▸ Written task: Among the lines below, count those containing the word "Café". Give the number only.

▸ Records to use:
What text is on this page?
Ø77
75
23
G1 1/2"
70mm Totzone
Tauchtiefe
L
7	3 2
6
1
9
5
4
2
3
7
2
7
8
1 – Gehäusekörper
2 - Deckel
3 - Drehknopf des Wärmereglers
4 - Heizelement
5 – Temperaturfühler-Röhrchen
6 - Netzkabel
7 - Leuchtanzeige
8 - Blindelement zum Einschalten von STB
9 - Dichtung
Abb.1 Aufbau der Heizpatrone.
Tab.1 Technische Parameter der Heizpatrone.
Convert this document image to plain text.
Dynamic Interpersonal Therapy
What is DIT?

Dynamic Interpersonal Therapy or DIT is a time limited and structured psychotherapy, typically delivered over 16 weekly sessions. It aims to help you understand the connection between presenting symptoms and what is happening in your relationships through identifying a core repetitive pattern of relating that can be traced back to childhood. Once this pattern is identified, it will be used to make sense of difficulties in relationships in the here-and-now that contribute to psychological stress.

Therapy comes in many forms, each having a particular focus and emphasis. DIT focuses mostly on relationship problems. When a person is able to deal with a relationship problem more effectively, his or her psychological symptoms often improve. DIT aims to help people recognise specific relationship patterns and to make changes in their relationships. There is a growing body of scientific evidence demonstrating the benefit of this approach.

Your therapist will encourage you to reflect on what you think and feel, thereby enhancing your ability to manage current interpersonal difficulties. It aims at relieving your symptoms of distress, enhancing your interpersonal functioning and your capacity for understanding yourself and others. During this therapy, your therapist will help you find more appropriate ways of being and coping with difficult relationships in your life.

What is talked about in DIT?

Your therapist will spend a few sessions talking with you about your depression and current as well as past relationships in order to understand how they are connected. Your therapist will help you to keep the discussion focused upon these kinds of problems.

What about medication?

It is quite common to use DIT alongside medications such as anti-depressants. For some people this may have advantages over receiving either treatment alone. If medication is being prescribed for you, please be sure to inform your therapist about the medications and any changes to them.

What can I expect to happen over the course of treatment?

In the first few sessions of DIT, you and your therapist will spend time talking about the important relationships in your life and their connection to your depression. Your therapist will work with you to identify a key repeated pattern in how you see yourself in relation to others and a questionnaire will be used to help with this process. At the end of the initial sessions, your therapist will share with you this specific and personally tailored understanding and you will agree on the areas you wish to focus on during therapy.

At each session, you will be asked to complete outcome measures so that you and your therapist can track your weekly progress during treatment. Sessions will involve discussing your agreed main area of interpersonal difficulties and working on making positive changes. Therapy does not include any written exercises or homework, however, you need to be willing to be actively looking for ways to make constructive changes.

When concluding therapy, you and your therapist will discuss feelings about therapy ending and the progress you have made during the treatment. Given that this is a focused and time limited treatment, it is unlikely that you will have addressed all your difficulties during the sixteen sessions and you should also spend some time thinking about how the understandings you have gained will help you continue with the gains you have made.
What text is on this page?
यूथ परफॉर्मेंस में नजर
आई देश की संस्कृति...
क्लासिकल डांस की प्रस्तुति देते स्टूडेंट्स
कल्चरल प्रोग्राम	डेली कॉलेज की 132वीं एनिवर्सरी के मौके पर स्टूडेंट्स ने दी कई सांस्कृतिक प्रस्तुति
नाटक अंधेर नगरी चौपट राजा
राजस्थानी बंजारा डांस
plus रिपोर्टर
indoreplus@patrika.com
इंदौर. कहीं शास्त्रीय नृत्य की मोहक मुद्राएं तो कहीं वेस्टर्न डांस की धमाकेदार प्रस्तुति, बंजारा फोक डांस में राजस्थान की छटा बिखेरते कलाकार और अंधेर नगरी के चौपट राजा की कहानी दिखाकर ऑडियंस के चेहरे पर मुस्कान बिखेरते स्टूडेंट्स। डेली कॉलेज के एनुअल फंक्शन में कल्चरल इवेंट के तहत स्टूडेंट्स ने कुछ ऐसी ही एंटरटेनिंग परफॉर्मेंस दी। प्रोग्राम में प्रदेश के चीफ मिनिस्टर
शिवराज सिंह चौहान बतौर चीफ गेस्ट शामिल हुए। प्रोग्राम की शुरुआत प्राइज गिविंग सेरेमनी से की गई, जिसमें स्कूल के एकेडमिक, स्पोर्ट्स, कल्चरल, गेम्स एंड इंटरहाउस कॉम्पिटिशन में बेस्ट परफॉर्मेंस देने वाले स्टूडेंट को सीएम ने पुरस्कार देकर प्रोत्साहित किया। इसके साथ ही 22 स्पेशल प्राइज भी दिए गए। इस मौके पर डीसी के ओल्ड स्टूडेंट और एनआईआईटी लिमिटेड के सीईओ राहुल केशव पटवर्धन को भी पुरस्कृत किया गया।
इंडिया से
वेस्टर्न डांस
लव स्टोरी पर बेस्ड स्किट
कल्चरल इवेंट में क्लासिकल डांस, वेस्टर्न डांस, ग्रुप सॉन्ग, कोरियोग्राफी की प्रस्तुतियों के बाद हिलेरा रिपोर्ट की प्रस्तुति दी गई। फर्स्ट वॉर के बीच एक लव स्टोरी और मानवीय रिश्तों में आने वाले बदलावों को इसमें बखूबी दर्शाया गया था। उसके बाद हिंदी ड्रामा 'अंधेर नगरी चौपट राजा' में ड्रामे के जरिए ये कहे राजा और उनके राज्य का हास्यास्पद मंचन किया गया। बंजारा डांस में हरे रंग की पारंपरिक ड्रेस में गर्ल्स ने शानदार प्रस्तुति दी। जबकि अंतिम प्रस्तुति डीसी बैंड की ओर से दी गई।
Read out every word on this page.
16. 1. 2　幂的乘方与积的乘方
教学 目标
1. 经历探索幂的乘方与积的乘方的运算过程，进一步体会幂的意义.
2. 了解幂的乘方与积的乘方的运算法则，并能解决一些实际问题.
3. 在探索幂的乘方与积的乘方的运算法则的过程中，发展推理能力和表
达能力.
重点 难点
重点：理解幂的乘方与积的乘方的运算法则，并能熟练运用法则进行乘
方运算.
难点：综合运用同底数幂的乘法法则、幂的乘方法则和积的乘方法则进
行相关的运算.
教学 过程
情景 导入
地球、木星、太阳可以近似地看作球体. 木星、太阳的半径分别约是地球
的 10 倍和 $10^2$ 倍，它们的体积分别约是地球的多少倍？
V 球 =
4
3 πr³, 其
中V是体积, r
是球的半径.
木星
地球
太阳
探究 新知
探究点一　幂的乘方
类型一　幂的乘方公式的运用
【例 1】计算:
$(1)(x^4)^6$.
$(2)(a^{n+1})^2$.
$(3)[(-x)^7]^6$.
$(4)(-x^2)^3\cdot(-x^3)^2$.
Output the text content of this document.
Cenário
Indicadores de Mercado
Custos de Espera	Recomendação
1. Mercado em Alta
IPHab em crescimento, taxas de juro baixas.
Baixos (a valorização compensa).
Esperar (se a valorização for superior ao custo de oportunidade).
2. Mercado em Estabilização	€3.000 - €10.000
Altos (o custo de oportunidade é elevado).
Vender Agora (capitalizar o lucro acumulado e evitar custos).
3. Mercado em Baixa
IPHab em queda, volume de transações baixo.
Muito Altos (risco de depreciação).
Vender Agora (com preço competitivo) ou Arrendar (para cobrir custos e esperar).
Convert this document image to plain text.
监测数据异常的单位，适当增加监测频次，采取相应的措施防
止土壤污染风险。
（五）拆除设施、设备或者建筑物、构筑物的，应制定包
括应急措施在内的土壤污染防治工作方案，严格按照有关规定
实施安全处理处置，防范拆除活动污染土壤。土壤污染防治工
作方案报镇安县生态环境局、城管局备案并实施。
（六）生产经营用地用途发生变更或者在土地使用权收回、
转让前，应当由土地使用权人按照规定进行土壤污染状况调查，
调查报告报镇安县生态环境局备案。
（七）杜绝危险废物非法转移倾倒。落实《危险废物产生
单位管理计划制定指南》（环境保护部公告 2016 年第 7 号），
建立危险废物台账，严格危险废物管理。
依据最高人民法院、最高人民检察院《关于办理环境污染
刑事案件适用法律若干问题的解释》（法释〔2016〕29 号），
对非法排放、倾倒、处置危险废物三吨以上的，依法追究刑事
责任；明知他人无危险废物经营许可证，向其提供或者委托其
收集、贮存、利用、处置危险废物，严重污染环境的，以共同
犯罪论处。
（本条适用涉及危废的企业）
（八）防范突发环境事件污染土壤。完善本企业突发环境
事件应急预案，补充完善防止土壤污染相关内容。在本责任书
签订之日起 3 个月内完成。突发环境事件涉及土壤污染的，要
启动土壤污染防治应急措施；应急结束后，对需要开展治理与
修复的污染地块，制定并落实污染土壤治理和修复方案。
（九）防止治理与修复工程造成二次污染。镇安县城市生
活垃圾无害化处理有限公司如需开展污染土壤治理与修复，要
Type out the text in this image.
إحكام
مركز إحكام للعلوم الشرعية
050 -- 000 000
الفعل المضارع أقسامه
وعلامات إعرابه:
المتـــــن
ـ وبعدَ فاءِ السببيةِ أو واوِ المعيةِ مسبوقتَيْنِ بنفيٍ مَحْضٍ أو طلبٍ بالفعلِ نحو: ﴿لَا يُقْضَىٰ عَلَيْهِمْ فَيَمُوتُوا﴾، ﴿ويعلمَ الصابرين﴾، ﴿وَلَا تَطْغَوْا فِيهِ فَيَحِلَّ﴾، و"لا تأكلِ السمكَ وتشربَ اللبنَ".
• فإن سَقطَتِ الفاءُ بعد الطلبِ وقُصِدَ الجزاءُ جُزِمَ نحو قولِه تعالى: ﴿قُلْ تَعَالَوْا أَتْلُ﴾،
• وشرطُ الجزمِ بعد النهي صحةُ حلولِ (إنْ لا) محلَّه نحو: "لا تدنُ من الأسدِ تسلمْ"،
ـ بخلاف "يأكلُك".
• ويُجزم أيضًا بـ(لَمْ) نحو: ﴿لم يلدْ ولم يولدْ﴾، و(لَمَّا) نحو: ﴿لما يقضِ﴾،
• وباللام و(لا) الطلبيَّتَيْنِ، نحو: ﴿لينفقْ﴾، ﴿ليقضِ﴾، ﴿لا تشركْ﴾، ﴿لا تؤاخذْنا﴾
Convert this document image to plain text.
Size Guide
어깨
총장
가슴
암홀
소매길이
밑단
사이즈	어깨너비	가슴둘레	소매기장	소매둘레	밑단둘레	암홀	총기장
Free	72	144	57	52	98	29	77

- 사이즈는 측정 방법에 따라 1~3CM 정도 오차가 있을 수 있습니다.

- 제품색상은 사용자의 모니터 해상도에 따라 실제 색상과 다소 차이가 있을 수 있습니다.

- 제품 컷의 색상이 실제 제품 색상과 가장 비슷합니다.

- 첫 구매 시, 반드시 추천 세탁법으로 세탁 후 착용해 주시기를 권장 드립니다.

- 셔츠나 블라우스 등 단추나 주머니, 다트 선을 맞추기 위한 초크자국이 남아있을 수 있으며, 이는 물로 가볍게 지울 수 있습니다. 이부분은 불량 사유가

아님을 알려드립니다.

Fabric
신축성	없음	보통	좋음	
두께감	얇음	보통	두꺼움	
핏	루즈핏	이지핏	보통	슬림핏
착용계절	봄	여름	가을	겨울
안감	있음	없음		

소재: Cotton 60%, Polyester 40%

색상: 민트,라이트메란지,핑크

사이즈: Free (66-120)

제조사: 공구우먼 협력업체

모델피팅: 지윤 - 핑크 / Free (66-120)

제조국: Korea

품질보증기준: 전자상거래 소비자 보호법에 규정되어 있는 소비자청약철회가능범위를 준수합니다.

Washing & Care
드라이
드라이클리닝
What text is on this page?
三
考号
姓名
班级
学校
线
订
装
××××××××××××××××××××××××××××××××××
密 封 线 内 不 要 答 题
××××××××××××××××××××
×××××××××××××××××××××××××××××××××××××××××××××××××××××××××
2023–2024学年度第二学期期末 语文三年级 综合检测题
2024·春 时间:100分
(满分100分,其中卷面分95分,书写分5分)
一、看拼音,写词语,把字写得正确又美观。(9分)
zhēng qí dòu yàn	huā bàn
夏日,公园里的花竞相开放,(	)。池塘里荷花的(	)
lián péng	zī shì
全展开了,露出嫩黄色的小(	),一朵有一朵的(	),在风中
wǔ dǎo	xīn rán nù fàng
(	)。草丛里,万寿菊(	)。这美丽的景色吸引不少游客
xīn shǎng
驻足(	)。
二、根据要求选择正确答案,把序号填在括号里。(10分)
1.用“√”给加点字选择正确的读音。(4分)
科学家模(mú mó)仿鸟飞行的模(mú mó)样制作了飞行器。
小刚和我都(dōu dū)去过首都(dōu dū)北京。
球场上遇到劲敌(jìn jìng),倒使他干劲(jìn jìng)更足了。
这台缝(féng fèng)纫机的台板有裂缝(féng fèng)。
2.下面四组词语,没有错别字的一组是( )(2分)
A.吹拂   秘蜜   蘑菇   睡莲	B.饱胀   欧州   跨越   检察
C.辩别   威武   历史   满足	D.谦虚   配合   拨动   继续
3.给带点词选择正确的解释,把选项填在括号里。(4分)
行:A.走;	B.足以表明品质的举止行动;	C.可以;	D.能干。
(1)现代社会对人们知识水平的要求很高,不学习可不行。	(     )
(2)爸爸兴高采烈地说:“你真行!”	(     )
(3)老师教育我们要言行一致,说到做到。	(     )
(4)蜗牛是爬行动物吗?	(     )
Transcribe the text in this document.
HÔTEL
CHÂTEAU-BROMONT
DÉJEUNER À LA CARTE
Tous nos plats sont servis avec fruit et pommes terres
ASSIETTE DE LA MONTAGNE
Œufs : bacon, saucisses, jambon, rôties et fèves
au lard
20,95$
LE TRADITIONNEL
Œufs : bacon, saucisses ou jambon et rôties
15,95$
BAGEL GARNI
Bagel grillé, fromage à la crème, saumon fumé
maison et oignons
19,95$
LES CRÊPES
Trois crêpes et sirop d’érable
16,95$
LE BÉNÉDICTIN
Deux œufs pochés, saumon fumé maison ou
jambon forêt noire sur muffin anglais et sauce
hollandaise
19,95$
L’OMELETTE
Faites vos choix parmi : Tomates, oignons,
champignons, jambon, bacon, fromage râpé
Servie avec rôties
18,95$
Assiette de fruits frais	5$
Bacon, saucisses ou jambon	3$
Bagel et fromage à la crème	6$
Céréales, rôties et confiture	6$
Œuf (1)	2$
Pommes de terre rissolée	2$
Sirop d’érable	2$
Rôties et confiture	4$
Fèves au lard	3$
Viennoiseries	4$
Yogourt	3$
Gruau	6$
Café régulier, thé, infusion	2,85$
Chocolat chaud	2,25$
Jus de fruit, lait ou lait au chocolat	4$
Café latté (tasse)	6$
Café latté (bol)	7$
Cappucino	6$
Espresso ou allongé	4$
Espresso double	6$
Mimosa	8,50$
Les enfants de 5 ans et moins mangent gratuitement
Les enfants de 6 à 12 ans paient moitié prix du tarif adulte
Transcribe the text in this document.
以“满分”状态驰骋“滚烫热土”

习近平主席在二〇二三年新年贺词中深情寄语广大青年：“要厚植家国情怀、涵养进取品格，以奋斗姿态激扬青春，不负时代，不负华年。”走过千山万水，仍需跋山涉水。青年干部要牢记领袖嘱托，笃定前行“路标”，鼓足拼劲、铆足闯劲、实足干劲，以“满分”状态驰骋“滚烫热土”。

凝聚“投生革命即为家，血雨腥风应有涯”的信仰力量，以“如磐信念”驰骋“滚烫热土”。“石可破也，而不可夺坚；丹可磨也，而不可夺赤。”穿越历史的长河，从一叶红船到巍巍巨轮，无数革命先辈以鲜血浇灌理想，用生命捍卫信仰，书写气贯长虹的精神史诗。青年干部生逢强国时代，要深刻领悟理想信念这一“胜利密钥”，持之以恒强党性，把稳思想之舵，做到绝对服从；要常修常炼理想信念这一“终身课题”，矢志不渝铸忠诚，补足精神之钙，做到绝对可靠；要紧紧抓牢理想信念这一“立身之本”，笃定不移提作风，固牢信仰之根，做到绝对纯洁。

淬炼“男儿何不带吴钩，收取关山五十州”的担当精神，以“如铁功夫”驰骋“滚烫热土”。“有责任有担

▸ Answer for this exercise: 3